To do. Print all of the data exactly.

Data shown.
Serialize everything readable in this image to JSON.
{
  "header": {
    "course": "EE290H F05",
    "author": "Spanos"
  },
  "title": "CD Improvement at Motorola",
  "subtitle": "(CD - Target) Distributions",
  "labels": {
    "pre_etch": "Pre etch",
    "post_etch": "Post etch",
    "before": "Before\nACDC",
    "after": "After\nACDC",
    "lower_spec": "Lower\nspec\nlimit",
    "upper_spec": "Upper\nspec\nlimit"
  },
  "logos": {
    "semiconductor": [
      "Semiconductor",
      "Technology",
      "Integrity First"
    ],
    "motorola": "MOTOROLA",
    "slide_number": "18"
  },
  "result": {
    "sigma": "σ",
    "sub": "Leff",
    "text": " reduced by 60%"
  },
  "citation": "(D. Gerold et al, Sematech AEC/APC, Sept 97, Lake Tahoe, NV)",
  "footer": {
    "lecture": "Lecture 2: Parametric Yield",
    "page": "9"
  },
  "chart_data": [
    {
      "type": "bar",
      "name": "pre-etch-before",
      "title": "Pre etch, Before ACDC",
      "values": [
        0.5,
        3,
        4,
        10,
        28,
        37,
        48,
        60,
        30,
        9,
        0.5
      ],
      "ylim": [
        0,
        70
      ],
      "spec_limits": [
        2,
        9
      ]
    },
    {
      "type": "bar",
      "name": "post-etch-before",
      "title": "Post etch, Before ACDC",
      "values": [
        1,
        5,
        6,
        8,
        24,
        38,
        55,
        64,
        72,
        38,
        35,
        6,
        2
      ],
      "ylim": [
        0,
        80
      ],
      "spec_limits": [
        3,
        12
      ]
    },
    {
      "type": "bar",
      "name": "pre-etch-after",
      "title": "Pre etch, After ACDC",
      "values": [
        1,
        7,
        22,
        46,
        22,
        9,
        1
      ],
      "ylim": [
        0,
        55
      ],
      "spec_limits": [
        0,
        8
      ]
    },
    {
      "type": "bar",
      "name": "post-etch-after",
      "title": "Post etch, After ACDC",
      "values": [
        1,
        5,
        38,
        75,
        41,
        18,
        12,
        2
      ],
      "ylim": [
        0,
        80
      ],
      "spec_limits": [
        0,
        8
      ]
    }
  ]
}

Correct answer.
Serialize everything readable in this image to JSON.
{
  "header": {
    "course": "EE290H F05",
    "author": "Spanos"
  },
  "title": "CD Improvement at Motorola",
  "subtitle": "(CD - Target) Distributions",
  "labels": {
    "pre_etch": "Pre etch",
    "post_etch": "Post etch",
    "before": "Before\nACDC",
    "after": "After\nACDC",
    "lower_spec": "Lower\nspec\nlimit",
    "upper_spec": "Upper\nspec\nlimit"
  },
  "logos": {
    "semiconductor": [
      "Semiconductor",
      "Technology",
      "Integrity First"
    ],
    "motorola": "MOTOROLA",
    "slide_number": "18"
  },
  "result": {
    "sigma": "σ",
    "sub": "Leff",
    "text": " reduced by 60%"
  },
  "citation": "(D. Gerold et al, Sematech AEC/APC, Sept 97, Lake Tahoe, NV)",
  "footer": {
    "lecture": "Lecture 2: Parametric Yield",
    "page": "9"
  },
  "chart_data": [
    {
      "type": "bar",
      "name": "pre-etch-before",
      "title": "Pre etch, Before ACDC",
      "values": [
        0.5,
        3,
        4,
        10,
        28,
        37,
        48,
        60,
        30,
        9,
        0.5
      ],
      "ylim": [
        0,
        70
      ],
      "spec_limits": [
        2,
        9
      ]
    },
    {
      "type": "bar",
      "name": "post-etch-before",
      "title": "Post etch, Before ACDC",
      "values": [
        1,
        5,
        6,
        8,
        24,
        38,
        55,
        64,
        72,
        38,
        35,
        6,
        2
      ],
      "ylim": [
        0,
        80
      ],
      "spec_limits": [
        3,
        12
      ]
    },
    {
      "type": "bar",
      "name": "pre-etch-after",
      "title": "Pre etch, After ACDC",
      "values": [
        1,
        7,
        22,
        46,
        22,
        9,
        1
      ],
      "ylim": [
        0,
        55
      ],
      "spec_limits": [
        0,
        8
      ]
    },
    {
      "type": "bar",
      "name": "post-etch-after",
      "title": "Post etch, After ACDC",
      "values": [
        1,
        5,
        38,
        75,
        41,
        18,
        12,
        2
      ],
      "ylim": [
        0,
        80
      ],
      "spec_limits": [
        0,
        8
      ]
    }
  ]
}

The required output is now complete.